* [Required work]
Repeat the records below word for word, starting at the line that contains "empty-state: No conversations" and ending at the line that contains "empty-chat-icon bbox=[114, 358, 138, 381]", with both of those lines included.

+---+

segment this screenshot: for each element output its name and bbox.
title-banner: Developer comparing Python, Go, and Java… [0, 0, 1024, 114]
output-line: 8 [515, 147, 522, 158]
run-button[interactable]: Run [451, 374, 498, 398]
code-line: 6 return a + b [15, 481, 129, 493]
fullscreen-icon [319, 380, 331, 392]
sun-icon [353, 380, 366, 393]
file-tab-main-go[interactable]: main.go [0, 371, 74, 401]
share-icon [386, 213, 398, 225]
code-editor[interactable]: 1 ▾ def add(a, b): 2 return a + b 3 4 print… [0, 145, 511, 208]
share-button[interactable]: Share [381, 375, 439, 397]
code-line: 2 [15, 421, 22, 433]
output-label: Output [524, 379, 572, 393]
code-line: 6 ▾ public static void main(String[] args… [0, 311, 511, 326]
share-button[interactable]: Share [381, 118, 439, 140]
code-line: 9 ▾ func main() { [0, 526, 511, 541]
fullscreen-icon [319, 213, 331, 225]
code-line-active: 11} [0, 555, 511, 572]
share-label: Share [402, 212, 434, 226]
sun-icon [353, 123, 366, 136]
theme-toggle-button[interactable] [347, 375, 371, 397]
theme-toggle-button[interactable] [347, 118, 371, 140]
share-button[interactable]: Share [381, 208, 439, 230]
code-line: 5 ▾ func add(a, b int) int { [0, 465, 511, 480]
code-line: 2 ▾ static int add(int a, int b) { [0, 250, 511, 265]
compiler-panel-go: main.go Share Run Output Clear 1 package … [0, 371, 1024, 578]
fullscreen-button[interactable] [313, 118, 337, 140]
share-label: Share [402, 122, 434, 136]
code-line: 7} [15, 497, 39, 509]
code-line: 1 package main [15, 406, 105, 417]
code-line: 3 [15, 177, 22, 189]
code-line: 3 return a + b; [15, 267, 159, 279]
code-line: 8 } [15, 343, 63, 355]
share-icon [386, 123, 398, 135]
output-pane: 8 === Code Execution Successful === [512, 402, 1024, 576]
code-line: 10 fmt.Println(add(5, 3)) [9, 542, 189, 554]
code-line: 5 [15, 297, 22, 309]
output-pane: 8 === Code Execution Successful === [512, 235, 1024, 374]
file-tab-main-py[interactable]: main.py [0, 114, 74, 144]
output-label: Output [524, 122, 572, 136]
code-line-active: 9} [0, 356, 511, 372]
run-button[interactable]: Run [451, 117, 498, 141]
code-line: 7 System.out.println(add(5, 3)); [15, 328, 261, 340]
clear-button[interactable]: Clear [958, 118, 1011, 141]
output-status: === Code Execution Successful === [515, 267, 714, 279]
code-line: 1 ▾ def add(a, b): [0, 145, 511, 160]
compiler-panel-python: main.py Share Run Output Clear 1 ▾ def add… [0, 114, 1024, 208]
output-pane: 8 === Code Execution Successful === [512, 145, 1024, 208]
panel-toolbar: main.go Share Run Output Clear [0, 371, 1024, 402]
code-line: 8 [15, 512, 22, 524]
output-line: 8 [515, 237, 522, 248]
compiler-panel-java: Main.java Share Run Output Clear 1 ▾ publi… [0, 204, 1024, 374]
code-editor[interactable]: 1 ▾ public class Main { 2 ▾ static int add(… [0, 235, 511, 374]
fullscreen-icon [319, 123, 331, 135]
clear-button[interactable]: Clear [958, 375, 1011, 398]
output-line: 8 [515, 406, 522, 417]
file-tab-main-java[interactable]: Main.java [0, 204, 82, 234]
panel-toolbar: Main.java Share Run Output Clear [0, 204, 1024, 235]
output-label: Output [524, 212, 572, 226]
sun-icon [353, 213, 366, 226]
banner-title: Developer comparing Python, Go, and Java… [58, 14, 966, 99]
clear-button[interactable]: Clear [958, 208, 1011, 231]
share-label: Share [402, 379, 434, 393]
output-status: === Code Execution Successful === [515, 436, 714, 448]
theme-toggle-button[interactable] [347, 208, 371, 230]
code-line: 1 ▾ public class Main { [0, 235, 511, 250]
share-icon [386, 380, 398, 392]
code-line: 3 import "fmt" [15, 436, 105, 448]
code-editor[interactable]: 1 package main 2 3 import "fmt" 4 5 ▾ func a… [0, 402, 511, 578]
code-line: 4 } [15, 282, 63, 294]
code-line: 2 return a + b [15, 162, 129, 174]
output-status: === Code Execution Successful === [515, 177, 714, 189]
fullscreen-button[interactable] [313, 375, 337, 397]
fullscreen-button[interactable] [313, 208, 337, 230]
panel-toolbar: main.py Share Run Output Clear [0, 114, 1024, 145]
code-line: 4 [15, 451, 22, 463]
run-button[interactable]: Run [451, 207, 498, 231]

+---+

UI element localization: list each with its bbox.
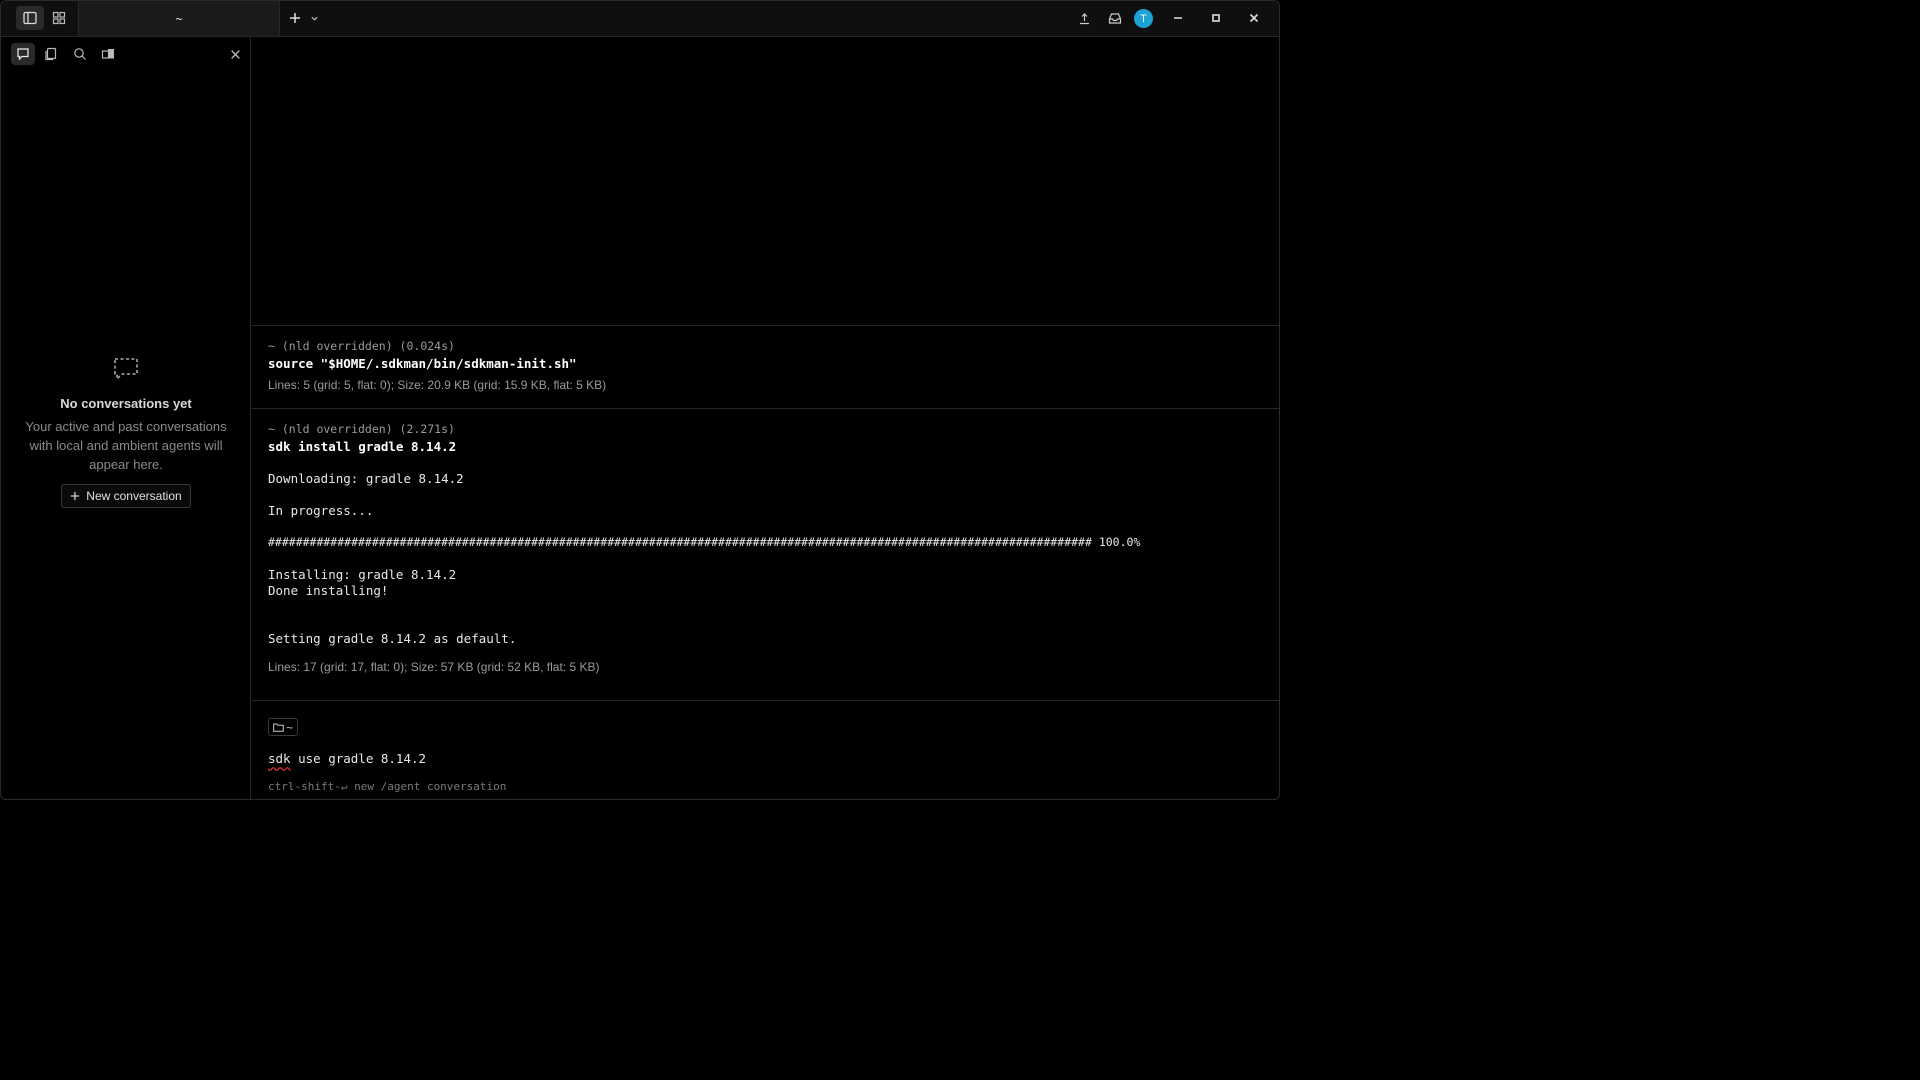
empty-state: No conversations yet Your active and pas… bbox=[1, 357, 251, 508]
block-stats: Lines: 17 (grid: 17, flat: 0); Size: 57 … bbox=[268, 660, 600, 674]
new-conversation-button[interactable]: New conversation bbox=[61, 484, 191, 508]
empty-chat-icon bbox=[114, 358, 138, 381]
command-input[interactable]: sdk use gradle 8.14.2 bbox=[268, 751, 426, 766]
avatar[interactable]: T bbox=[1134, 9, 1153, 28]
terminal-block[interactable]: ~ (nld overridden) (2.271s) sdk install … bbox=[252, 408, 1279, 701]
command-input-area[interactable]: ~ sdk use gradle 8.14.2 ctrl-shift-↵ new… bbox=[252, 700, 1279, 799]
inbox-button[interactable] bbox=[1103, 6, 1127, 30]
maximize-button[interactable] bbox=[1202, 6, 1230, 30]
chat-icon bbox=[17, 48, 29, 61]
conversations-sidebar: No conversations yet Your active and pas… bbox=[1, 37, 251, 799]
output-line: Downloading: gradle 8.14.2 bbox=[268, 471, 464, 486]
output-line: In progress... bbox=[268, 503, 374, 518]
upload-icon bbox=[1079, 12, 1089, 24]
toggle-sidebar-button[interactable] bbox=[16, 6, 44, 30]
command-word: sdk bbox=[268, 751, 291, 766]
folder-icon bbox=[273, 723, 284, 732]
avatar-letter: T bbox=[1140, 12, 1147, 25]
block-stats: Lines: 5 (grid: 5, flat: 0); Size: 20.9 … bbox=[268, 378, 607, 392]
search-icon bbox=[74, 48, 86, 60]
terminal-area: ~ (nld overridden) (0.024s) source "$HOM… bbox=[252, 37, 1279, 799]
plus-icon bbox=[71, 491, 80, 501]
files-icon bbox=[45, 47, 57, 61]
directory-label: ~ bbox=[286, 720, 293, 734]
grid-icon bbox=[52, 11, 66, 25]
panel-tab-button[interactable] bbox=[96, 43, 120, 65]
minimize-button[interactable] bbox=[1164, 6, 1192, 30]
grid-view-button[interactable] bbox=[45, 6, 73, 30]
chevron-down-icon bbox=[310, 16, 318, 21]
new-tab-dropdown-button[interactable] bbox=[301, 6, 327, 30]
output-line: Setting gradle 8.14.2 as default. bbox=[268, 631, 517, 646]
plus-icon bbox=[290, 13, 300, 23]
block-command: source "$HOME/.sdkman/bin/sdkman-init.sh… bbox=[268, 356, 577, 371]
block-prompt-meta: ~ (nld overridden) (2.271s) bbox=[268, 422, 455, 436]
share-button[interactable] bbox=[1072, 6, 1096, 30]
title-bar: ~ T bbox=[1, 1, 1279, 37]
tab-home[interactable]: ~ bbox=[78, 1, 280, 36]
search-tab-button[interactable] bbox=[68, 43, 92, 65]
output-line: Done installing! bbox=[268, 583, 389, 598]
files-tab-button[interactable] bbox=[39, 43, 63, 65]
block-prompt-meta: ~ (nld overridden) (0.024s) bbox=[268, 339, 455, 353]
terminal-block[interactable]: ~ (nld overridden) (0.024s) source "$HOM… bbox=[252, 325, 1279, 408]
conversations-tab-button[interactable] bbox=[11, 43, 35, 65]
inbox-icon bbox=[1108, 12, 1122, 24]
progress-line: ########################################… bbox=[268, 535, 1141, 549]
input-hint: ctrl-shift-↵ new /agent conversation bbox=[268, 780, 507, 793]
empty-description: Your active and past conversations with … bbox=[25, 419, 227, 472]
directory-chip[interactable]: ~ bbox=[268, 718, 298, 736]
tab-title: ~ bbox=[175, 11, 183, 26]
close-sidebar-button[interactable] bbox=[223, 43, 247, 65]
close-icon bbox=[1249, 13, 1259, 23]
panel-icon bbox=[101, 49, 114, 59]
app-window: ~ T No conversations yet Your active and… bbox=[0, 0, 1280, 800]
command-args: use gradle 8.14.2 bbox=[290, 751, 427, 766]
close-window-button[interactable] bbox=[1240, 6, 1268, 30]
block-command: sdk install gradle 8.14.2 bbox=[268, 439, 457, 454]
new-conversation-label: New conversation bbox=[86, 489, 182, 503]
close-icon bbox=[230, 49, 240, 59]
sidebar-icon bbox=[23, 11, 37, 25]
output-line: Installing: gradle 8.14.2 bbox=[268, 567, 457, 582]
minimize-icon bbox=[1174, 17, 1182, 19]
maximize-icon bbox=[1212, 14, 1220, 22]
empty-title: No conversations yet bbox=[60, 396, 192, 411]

+---+

* [Final answer]
empty-state: No conversations yet Your active and pas… bbox=[1, 357, 251, 508]
block-stats: Lines: 17 (grid: 17, flat: 0); Size: 57 … bbox=[268, 660, 600, 674]
new-conversation-button[interactable]: New conversation bbox=[61, 484, 191, 508]
empty-chat-icon bbox=[114, 358, 138, 381]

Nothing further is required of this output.